EXCERPT TO READ:

==*==

- Movie poster
- Directed by: Prakash Mehra
- Written by: Kader Khan
- Screenplay by: Laxmikant Sharma
- Story by: Prakash Mehra
- Produced by: Satyendra Pal
- Starring: Amitabh Bachchan Jaya Prada Pran Om Prakash Deepak Parashar Ranjeet
- Cinematography: N. Satyen
- Edited by: J. Adhikari
- Music by: Bappi Lahiri
- Distributed by: Prakash Mehra Productions
- Release date: 18 May 1984;
- Country: India
- Language: Hindi
- Budget: ₹4.5 crore (US$470,000)
- Box office: ₹7.6 crore (US$790,000)

= Sharaabi =

1984 Indian film by Prakash Mehra

Sharaabi is a 1984 Indian Hindi-language action comedy film produced and directed by Prakash Mehra. This was Mehra's sixth film with Amitabh Bachchan. The dialogues were written by Kadar Khan. During an interview to film expert Rajesh Subramanian filmmaker Prakash Mehra revealed that the father's role was initially offered to Dilip Kumar but after listening to the bound script the thespian refused citing the character had certain negative traits. Eventually the role was offered to Pran.

Sharaabi stars Bachchan and Jaya Prada, with Pran, Om Prakash and Ranjeet. The music was composed by Bappi Lahiri. It became a super hit at the box office and also third highest grossing film of the 1984 behind Maqsad and Tohfa.

The film, which was loosely inspired by the 1981 movie Arthur, was remade in Kannada in 1985 as Nee Thanda Kanike.

== Plot ==

Vicky Kapoor is the only son of billionaire industrialist Ammarnath Kapoor who is growing his business and has no time for his son. Munshi Phoolchand friend of Amarnath is a care taker and in lieu of affection for Vicky. Being ignored by his dad regularly, Vicky is inclined towards becoming alcoholic since his childhood days.

Amarnath blames Munshi for Vicky becoming an alcoholic, but Munshi confronts Amarnath by saying that Vicky's mom died bestowing Vicky to him as Amarnath did not even care to visit his dying wife, and his ignorance has made Vicky an alcoholic. As Munshi is about to leave his job, Vicky swears him to stop. Vicky being nice and polite, he sees an orphan kid Anwar, whose mother died recently and kind of adopts him entrusting the school principal and Munshi to take care of his schooling and bringing him up. Now in adulthood. Anwar becomes a police inspector and is still unaware of his secret angel who has helped him to grow into a successful man. Vicky is now a famous alcoholic but very good at heart and helps random poor and ill children. He helps Abdul, a butcher, and provides medical aid for his kid.

He meets Meena, a professional dancer and the daughter of a poor blind man, and falls in love with her. Her agent Natwar is greedy in gaining Vicky's money and harasses her and her blind father but doing petty theft of the gifts given by Vicky to her. When Amarnath tries to arrange Vicky's marriage he disagrees and Amarnath insults him by stating that poor girl won't marry him. Vicky insults his father in front of all his business and political contacts.

==*==

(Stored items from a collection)
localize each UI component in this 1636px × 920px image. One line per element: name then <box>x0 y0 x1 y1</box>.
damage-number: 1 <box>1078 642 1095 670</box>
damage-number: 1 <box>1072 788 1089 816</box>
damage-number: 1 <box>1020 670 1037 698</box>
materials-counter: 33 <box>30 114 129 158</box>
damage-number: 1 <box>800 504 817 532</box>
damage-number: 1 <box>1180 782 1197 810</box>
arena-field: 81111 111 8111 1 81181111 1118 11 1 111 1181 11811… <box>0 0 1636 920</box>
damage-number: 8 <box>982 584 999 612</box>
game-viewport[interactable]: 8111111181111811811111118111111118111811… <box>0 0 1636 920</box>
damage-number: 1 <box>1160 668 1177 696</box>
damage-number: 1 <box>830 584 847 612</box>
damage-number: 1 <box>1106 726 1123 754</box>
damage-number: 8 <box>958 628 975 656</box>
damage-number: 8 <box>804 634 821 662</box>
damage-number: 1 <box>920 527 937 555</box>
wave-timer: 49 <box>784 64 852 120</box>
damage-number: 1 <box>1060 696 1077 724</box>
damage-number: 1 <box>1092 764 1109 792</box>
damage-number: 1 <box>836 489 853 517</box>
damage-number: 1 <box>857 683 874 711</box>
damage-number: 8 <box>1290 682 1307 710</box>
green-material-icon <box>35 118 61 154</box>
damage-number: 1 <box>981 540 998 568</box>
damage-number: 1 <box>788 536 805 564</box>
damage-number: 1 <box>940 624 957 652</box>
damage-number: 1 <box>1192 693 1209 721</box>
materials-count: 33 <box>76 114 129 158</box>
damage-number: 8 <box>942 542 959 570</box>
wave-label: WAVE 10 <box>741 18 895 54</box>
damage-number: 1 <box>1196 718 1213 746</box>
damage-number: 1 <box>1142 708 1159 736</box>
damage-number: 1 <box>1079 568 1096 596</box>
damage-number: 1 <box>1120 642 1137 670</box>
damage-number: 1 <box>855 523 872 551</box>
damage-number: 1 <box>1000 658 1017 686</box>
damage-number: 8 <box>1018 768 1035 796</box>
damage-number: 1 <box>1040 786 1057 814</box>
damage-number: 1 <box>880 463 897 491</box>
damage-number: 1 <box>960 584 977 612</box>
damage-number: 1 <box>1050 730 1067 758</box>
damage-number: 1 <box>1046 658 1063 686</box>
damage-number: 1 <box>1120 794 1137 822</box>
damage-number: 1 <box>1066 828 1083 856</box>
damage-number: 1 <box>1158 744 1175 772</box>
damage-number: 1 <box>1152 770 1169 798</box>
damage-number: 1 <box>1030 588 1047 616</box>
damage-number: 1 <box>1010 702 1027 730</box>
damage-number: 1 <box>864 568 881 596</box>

==*==

TASK REQUIREMENTS:
• a. In the Sharaabi article, rewrite the passage that begins at the words "Amarnath blames Munshi" and stops after "for his kid.", substituting "police officer" for "police inspector".
• b. Summarize the Sharaabi article in two sentences.

RESULTS BY TASK:
• a.
Amarnath blames Munshi for Vicky becoming an alcoholic, but Munshi confronts Amarnath by saying that Vicky's mom died bestowing Vicky to him as Amarnath did not even care to visit his dying wife, and his ignorance has made Vicky an alcoholic. As Munshi is about to leave his job, Vicky swears him to stop. Vicky being nice and polite, he sees an orphan kid Anwar, whose mother died recently and kind of adopts him entrusting the school principal and Munshi to take care of his schooling and bringing him up. Now in adulthood. Anwar becomes a police officer and is still unaware of his secret angel who has helped him to grow into a successful man. Vicky is now a famous alcoholic but very good at heart and helps random poor and ill children. He helps Abdul, a butcher, and provides medical aid for his kid.

• b. Sharaabi is a 1984 Hindi-language action comedy produced and directed by Prakash Mehra, starring Amitabh Bachchan and Jaya Prada with music by Bappi Lahiri, and it became the third highest grossing film of 1984. It follows Vicky Kapoor, the kind-hearted alcoholic son of a neglectful industrialist, who falls in love with the dancer Meena and publicly insults his father after rejecting the marriage his father tries to arrange.